§ **Task objective**: Extract all lines containing "true".

— begin Data provided —

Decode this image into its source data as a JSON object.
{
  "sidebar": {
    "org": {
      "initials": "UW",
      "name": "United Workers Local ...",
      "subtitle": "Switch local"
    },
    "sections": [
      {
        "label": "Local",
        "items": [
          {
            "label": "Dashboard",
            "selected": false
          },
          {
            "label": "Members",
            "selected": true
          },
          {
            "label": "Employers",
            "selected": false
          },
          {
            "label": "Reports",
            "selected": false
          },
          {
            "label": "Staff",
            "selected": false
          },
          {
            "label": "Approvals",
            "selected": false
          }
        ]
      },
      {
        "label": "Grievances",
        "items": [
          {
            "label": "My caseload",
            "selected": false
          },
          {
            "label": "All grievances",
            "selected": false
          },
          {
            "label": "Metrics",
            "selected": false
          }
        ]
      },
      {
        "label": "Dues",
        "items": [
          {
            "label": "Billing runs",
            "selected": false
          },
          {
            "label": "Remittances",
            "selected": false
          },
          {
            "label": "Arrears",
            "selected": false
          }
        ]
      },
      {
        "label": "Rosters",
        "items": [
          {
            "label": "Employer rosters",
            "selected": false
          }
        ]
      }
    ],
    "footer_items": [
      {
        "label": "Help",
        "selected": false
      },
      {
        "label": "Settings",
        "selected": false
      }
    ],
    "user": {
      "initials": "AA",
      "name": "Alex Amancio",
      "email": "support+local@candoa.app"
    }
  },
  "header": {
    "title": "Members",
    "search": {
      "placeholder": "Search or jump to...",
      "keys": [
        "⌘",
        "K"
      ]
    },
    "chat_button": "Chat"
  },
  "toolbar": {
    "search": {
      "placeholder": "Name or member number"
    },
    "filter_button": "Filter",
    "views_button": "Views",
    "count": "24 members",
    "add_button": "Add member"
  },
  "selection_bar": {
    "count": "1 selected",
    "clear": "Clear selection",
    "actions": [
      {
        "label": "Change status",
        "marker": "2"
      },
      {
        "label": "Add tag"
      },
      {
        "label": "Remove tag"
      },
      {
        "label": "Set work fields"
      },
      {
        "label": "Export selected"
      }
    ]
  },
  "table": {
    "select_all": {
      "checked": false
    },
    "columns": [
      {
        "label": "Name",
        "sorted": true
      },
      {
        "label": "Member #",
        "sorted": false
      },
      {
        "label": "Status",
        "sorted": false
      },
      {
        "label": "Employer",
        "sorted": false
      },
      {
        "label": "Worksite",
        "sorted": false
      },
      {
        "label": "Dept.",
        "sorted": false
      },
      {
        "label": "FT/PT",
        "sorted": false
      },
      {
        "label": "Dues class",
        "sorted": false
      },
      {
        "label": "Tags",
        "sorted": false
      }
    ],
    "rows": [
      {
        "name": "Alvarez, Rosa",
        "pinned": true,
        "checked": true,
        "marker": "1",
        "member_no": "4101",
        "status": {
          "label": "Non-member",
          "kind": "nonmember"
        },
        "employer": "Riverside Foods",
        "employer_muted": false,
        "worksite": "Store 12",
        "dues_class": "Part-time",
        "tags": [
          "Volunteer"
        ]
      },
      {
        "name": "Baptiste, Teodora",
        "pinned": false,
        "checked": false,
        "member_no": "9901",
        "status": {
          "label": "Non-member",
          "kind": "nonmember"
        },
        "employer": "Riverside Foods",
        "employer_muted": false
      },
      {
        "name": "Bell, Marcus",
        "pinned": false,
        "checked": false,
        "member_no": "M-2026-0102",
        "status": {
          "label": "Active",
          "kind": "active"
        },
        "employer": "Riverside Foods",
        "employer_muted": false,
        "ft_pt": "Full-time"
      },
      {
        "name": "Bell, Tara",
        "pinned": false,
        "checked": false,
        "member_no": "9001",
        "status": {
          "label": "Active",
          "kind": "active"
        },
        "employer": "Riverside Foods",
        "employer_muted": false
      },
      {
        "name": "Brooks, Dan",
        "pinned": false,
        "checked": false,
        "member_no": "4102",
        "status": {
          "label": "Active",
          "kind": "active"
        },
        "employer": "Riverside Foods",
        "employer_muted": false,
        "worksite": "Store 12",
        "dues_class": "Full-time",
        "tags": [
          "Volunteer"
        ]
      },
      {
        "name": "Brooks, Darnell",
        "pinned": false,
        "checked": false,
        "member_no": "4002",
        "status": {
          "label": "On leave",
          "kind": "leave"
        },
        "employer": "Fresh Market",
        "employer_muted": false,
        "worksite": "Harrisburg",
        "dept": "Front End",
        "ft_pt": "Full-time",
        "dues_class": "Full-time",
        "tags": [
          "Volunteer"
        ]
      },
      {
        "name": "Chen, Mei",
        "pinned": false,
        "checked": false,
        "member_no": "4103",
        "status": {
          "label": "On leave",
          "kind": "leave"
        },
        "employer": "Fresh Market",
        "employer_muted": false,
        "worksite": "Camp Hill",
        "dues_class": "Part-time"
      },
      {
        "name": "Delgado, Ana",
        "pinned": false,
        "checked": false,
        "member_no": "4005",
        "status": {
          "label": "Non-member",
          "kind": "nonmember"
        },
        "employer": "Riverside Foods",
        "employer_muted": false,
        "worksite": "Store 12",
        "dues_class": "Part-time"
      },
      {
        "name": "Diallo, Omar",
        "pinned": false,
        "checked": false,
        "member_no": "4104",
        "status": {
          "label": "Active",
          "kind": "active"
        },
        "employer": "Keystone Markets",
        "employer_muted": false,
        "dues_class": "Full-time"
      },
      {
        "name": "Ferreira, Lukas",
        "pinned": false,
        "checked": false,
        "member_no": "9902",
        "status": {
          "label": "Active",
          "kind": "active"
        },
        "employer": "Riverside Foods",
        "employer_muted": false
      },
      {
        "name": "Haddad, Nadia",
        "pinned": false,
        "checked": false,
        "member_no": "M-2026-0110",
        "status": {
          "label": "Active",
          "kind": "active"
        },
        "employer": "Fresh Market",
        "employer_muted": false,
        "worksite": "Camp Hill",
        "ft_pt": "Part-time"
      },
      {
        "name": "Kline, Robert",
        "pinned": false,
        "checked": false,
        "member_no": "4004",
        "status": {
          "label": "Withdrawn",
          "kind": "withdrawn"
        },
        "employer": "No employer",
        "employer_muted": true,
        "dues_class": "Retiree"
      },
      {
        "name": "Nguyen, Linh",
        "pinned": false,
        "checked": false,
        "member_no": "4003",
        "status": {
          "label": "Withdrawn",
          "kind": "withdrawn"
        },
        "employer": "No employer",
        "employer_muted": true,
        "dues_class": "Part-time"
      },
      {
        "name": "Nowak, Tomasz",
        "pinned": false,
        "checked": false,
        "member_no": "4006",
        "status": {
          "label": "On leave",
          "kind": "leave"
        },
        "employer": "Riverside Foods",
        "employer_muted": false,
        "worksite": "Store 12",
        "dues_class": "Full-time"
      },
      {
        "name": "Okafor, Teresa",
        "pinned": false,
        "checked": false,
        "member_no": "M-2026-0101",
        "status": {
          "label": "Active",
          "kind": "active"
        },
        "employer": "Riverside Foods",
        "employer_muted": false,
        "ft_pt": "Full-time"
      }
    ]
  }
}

— end Data provided —

§ **Finished exercise**:
            "selected": true
        "sorted": true
        "pinned": true,
        "checked": true,
        "employer_muted": true,
        "employer_muted": true,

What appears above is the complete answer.